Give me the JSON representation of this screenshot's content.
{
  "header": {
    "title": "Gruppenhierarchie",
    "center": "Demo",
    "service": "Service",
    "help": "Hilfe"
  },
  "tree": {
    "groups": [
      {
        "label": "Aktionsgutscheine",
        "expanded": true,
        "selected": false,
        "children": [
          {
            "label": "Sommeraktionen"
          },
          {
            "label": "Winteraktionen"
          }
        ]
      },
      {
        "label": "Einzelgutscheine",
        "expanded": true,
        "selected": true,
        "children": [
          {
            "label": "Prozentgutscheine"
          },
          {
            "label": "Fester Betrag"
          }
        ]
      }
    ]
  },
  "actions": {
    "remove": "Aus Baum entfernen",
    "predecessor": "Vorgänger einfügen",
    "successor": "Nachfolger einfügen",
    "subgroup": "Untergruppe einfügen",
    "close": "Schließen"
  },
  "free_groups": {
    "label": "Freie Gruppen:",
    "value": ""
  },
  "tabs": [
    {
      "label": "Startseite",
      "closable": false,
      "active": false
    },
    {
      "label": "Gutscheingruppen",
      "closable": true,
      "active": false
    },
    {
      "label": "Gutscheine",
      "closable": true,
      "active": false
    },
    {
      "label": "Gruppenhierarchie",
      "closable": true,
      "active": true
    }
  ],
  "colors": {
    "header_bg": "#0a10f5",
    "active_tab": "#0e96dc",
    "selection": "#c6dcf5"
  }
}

● ● ● ● ●

> Problem to work on: Retype all the records, matching them exactly.

> The answer:
Give me the JSON representation of this screenshot's content.
{
  "header": {
    "title": "Gruppenhierarchie",
    "center": "Demo",
    "service": "Service",
    "help": "Hilfe"
  },
  "tree": {
    "groups": [
      {
        "label": "Aktionsgutscheine",
        "expanded": true,
        "selected": false,
        "children": [
          {
            "label": "Sommeraktionen"
          },
          {
            "label": "Winteraktionen"
          }
        ]
      },
      {
        "label": "Einzelgutscheine",
        "expanded": true,
        "selected": true,
        "children": [
          {
            "label": "Prozentgutscheine"
          },
          {
            "label": "Fester Betrag"
          }
        ]
      }
    ]
  },
  "actions": {
    "remove": "Aus Baum entfernen",
    "predecessor": "Vorgänger einfügen",
    "successor": "Nachfolger einfügen",
    "subgroup": "Untergruppe einfügen",
    "close": "Schließen"
  },
  "free_groups": {
    "label": "Freie Gruppen:",
    "value": ""
  },
  "tabs": [
    {
      "label": "Startseite",
      "closable": false,
      "active": false
    },
    {
      "label": "Gutscheingruppen",
      "closable": true,
      "active": false
    },
    {
      "label": "Gutscheine",
      "closable": true,
      "active": false
    },
    {
      "label": "Gruppenhierarchie",
      "closable": true,
      "active": true
    }
  ],
  "colors": {
    "header_bg": "#0a10f5",
    "active_tab": "#0e96dc",
    "selection": "#c6dcf5"
  }
}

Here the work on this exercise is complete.